ENTRIES SUPPLIED:
######

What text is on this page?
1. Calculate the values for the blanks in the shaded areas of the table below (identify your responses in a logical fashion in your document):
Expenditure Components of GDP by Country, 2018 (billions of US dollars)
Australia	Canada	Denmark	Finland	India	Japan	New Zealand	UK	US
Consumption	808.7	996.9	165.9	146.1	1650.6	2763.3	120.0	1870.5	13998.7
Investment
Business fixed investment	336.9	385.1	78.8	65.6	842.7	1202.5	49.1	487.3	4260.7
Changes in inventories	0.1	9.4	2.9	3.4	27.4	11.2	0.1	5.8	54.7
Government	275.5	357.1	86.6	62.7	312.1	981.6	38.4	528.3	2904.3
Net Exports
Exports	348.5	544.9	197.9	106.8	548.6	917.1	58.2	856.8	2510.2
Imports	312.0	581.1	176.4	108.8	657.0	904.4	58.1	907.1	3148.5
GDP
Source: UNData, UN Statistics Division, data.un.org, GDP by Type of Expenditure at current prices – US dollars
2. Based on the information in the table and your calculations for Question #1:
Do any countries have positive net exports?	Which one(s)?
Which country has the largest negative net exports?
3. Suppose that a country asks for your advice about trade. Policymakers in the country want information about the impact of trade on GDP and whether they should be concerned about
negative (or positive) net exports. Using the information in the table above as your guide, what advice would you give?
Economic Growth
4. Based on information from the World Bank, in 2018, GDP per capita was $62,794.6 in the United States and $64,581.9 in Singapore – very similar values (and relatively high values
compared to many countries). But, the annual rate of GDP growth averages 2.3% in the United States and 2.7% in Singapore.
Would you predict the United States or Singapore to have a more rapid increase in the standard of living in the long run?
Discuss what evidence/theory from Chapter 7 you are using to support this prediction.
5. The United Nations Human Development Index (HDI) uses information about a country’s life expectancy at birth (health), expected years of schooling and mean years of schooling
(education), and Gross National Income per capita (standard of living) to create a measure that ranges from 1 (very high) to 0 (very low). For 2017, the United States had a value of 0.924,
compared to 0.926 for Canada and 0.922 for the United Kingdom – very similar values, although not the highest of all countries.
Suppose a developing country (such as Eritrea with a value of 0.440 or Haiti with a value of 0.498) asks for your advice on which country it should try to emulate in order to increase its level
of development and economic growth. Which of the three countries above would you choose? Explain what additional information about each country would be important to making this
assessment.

######

Give only the count of lines in the data that include the string "similar".

CORRECT RESULT: 2